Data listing

-- Start --

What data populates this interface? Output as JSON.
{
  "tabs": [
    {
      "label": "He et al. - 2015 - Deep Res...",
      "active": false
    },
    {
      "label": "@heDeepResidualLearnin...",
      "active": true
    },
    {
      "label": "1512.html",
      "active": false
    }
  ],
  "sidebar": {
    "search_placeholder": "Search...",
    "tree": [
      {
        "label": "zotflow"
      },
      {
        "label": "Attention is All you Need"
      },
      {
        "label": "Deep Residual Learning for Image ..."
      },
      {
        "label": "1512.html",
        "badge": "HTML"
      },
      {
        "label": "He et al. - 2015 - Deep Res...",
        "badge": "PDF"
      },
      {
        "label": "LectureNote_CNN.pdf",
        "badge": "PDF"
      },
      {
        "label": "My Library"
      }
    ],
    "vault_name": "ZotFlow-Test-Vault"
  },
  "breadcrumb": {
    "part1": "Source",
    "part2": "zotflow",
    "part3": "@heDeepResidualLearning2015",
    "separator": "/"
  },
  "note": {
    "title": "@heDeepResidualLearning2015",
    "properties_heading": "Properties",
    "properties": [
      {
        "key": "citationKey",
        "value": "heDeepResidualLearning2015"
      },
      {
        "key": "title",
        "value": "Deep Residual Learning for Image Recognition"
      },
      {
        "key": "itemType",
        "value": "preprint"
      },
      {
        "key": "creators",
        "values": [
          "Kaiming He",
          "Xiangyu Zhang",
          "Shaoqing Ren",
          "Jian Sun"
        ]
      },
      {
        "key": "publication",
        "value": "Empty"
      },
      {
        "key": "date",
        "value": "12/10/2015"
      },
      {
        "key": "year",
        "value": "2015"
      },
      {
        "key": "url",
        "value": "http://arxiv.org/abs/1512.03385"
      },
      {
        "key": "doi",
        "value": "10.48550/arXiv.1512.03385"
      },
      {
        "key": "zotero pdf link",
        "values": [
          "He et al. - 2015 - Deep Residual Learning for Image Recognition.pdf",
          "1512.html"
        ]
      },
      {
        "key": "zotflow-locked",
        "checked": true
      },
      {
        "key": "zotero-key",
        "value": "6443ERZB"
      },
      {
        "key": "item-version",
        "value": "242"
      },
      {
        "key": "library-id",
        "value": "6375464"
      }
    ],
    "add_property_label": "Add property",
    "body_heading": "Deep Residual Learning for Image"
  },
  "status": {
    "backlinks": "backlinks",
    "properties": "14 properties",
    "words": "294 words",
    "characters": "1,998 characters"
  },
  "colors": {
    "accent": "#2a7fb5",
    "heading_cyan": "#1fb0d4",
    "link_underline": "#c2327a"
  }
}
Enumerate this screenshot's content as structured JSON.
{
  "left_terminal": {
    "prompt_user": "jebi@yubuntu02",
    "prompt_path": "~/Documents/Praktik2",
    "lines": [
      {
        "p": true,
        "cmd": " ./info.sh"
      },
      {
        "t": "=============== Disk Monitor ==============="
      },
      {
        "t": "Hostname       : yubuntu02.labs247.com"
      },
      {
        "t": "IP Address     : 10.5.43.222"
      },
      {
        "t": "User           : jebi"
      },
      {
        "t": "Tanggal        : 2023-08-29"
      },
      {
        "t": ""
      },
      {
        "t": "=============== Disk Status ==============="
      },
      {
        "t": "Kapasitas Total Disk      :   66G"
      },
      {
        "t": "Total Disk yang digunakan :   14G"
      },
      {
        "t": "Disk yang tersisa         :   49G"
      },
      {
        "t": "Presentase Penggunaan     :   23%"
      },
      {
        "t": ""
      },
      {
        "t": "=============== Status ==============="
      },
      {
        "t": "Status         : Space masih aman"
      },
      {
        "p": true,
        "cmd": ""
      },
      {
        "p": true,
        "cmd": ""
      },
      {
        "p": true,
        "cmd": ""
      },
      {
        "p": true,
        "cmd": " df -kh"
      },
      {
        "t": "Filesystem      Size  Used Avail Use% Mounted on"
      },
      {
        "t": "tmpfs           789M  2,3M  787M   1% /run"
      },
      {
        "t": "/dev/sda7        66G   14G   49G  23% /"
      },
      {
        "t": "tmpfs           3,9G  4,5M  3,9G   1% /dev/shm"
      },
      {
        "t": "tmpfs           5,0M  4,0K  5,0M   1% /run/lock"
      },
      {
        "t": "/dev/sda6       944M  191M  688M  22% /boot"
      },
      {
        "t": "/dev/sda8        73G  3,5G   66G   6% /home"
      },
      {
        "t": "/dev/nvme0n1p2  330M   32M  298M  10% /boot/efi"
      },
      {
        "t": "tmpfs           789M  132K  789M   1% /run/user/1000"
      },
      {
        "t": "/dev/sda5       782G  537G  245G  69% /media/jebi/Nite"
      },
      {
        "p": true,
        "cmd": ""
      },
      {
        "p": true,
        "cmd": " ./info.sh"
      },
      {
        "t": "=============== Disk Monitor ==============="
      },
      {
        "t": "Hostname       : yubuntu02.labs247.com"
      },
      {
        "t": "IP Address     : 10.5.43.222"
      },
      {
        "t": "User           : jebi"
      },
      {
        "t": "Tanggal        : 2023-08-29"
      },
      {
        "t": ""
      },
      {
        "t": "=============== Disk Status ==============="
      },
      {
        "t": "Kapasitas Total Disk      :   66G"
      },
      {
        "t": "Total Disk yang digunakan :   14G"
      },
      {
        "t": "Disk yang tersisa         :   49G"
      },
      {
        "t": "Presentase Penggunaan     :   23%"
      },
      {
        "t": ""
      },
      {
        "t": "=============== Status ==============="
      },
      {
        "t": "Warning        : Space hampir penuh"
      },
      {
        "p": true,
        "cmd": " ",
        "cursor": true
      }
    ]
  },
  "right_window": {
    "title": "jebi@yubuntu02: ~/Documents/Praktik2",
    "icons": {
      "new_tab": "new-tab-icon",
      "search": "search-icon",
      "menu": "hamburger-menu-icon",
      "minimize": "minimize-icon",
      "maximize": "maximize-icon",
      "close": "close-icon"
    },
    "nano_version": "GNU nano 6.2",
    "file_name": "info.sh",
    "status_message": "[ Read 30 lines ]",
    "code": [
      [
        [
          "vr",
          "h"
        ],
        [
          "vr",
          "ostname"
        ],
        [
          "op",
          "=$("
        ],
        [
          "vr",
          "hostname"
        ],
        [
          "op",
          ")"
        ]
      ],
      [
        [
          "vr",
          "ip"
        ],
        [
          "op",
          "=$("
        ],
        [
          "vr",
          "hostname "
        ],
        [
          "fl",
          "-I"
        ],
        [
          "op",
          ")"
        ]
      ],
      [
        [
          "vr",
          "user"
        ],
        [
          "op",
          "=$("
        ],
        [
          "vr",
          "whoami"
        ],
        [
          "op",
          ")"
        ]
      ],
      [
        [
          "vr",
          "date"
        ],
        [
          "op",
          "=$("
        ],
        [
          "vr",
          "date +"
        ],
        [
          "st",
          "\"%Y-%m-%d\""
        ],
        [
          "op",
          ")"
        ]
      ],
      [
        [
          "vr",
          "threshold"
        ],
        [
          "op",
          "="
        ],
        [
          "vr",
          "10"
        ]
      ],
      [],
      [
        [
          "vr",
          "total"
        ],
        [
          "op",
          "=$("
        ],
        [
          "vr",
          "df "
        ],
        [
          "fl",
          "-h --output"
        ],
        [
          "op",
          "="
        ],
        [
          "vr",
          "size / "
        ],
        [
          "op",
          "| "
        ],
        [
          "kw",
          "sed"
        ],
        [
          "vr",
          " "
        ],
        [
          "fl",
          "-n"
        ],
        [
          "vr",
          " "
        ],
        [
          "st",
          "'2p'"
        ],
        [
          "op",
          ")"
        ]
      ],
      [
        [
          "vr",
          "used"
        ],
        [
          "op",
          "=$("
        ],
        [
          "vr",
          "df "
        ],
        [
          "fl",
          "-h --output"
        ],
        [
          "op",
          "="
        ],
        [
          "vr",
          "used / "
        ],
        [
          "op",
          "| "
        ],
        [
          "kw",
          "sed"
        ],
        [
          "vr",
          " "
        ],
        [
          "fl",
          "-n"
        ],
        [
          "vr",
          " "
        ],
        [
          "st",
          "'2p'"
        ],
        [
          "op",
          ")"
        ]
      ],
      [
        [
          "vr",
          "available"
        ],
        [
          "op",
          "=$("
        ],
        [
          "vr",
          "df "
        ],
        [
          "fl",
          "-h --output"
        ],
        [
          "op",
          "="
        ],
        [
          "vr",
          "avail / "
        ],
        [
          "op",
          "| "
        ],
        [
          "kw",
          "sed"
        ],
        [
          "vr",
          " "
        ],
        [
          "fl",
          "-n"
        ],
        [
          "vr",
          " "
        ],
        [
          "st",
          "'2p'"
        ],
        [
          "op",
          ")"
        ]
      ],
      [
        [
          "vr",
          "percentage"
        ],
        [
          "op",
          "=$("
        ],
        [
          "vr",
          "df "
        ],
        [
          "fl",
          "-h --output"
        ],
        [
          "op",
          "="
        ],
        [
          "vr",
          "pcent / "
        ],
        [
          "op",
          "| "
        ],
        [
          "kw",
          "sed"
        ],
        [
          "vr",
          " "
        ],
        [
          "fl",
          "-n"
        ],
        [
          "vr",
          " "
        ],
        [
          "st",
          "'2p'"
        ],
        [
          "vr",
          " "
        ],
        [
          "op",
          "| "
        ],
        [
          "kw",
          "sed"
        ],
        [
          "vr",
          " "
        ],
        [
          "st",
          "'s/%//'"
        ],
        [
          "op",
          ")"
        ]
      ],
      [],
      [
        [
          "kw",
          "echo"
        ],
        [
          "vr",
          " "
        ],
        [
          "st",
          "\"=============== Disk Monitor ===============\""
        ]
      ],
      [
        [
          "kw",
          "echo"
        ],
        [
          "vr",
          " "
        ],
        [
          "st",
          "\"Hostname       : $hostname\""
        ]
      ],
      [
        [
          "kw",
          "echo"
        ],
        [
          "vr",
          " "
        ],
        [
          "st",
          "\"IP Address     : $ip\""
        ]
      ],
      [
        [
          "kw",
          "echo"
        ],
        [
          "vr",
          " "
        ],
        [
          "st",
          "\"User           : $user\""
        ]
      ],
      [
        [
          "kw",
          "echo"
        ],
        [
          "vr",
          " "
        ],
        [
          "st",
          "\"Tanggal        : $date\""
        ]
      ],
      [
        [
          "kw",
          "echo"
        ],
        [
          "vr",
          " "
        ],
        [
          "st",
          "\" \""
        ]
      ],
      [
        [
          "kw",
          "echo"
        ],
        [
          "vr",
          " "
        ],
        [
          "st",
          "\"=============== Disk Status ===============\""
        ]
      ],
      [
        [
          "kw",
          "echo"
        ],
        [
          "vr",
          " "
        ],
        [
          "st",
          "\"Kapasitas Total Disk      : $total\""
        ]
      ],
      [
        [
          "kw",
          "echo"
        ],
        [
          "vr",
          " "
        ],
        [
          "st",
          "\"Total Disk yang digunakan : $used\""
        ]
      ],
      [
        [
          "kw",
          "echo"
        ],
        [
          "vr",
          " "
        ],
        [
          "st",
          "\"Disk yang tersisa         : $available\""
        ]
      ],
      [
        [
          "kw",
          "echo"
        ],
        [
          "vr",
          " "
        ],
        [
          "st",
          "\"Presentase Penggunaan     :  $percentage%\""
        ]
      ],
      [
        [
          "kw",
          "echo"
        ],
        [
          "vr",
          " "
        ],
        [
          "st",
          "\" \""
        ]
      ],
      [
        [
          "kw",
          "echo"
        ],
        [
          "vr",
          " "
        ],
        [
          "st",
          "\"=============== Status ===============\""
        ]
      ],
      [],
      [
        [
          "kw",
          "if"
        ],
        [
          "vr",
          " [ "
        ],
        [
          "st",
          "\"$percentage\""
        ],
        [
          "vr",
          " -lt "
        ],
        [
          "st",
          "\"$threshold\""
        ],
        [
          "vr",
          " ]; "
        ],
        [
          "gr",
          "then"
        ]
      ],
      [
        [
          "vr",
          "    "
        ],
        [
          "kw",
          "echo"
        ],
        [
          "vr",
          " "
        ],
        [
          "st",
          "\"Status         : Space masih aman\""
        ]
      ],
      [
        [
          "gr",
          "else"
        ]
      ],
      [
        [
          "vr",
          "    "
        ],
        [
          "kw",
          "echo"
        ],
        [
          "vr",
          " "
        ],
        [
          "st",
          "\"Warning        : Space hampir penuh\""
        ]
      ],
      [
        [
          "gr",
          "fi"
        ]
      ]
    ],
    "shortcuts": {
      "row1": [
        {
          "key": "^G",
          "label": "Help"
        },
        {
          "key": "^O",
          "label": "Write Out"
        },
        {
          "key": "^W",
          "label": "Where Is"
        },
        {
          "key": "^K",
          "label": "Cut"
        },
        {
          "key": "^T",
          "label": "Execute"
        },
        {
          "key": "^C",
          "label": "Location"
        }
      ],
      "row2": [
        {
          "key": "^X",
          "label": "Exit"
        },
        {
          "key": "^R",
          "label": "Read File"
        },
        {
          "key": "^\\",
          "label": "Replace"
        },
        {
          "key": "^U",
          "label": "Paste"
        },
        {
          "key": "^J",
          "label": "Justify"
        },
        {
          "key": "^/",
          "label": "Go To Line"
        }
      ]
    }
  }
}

-- End --

What needs to be done —
Write out each line of the data that holds the string "masih".

Solution for this task —
        "t": "Status         : Space masih aman"
          "\"Status         : Space masih aman\""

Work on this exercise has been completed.